The three guidelines for centreline are:
- The one who controls the centreline will control the fight.
- Protect and maintain one's own centreline while one controls and exploit one's opponent's.
- Control the centreline by occupying it.

==Branches==
Although Bruce Lee officially closed his martial arts schools two years before his death, he allowed his curriculum to be taught privately. Since his death, Jeet Kune Do is argued to have split into different groups. They are:

- The Original (or Jun Fan) JKD branch, whose proponents include Taky Kimura, James Lee, Jerry Poteet, and Ted Wong; these groups claim to teach only what was taught by Bruce Lee and encourage the student to further develop his or her abilities through those teachings. The inherent training principles of this branch are shaped by the static concept of what was "originally taught", just as the training systems of "traditional" martial arts have been taught for centuries and become recognizable as "styles", except it is referred to as a philosophy of "style without style".

- The JKD Concepts branch, whose proponents include Dan Inosanto, Richard Bustillo, and Larry Hartsell; these groups strive to continue the philosophy of individual self-expression through re-interpretation of combat systems through the lens of Jeet Kune Do, under the concept that it was never meant to be a static art but rather an ongoing evolution, and have incorporated elements from many other martial arts into the main fold of its teachings (most notably, grappling and Kali / Escrima material) based on the individual's personal preferences and physical attributes. According to this branch, the entire JKD "system" can be described through a simple diagram, and the concepts can then be applied to a variety of contexts in a "universal" way.

To understand the branches of JKD it is important to understand the difference between the two "types" or viewpoints of Jeet Kune Do:

1. JKD framework: This type of JKD provides the guiding principles. Bruce Lee experimented with many styles and techniques to reach these conclusions. To Lee these principles were truisms. The JKD framework is not bound or confined by any styles or systems. This type of JKD is a process.

■ Raw data:

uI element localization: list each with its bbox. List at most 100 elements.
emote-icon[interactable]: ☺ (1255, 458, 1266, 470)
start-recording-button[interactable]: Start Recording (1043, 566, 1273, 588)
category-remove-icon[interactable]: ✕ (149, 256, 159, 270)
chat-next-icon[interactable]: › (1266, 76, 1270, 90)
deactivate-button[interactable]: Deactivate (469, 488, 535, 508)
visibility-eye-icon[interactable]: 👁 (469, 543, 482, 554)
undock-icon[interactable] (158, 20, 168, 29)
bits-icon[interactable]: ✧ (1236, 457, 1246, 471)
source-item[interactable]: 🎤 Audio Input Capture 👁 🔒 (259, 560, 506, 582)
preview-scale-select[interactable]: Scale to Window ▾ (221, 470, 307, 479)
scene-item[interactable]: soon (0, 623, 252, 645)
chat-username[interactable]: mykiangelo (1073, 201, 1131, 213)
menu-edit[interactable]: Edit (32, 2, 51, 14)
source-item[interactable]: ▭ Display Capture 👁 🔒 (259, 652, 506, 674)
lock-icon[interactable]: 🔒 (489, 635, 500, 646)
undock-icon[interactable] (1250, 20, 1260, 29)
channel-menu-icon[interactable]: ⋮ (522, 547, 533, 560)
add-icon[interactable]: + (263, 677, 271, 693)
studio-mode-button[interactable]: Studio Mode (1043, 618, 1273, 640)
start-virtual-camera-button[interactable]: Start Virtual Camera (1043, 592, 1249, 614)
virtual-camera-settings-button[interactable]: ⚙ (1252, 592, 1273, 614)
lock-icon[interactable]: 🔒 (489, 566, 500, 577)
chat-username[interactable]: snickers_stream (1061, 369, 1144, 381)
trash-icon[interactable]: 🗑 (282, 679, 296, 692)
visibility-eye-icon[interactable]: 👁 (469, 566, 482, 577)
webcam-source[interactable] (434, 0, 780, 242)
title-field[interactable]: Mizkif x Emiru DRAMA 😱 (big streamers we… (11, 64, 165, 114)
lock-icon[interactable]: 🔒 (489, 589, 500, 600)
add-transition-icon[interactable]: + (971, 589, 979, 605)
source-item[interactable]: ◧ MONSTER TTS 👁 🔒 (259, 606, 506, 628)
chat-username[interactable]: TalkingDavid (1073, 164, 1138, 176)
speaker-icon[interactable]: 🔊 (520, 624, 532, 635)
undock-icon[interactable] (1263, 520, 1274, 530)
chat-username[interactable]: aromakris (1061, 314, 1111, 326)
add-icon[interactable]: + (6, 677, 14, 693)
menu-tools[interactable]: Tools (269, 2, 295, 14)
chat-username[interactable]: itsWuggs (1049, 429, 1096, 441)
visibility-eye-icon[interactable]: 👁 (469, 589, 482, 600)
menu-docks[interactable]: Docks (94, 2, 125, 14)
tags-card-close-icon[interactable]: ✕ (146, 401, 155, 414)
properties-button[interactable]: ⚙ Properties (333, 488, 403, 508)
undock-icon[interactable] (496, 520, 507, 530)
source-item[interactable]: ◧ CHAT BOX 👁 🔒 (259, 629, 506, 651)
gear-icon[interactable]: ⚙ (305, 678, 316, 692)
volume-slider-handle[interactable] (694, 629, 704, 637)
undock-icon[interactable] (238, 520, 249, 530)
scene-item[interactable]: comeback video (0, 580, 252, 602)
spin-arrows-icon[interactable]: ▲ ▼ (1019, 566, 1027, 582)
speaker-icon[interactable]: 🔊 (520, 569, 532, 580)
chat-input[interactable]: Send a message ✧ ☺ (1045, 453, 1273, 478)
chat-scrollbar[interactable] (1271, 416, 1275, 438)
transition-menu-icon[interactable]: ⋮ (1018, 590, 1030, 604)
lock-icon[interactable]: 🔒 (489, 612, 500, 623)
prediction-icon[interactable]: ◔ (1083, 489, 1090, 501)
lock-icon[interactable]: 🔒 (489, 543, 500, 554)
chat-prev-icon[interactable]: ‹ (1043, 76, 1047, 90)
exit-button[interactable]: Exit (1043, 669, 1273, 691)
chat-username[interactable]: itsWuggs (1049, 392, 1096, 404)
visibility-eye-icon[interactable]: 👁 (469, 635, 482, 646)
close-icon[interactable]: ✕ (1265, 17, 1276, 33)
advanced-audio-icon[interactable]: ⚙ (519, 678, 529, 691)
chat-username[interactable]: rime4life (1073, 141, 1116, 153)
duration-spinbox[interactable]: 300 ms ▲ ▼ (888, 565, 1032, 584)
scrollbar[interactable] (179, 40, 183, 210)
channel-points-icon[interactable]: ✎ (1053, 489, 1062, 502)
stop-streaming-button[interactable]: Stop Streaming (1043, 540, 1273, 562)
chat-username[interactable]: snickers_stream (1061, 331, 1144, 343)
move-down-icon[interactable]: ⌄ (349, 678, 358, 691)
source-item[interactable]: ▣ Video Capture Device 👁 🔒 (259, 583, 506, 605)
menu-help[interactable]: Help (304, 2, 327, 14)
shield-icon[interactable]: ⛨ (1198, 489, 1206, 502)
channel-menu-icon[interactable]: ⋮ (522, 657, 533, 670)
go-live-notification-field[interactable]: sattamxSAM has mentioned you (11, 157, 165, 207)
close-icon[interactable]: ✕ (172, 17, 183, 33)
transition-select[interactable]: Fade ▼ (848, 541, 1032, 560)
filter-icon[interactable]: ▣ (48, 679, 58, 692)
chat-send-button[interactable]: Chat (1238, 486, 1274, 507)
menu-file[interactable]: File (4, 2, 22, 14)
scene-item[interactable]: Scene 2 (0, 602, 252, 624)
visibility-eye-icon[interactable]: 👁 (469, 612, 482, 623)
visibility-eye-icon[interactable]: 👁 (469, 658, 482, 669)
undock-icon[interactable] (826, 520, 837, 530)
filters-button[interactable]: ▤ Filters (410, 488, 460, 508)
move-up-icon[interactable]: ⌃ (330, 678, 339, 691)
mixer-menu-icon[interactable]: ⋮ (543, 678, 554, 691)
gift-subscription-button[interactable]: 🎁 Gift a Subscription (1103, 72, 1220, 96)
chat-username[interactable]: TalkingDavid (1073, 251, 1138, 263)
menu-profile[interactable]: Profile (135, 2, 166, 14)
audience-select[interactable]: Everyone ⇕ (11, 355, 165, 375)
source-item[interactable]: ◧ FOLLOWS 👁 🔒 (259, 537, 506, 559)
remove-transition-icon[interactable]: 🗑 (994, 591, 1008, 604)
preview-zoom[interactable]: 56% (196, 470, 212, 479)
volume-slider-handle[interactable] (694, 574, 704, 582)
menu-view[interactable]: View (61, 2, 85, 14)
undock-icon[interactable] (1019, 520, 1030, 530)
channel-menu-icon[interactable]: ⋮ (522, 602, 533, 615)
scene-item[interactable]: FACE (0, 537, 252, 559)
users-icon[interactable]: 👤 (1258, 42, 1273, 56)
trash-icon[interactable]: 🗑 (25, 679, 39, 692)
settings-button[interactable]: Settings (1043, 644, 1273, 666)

■ Exercise instructions:
Using the Jeet Kune Do text, answer the following.
(a) According to the first centreline guideline, who will control the fight?
(b) How many years before his death did Bruce Lee officially close his martial arts schools?
(c) Which material does the JKD Concepts branch most notably incorporate from other martial arts?

■ Complete output:
(a) The one who controls the centreline.
(b) Two years.
(c) Grappling and Kali / Escrima material.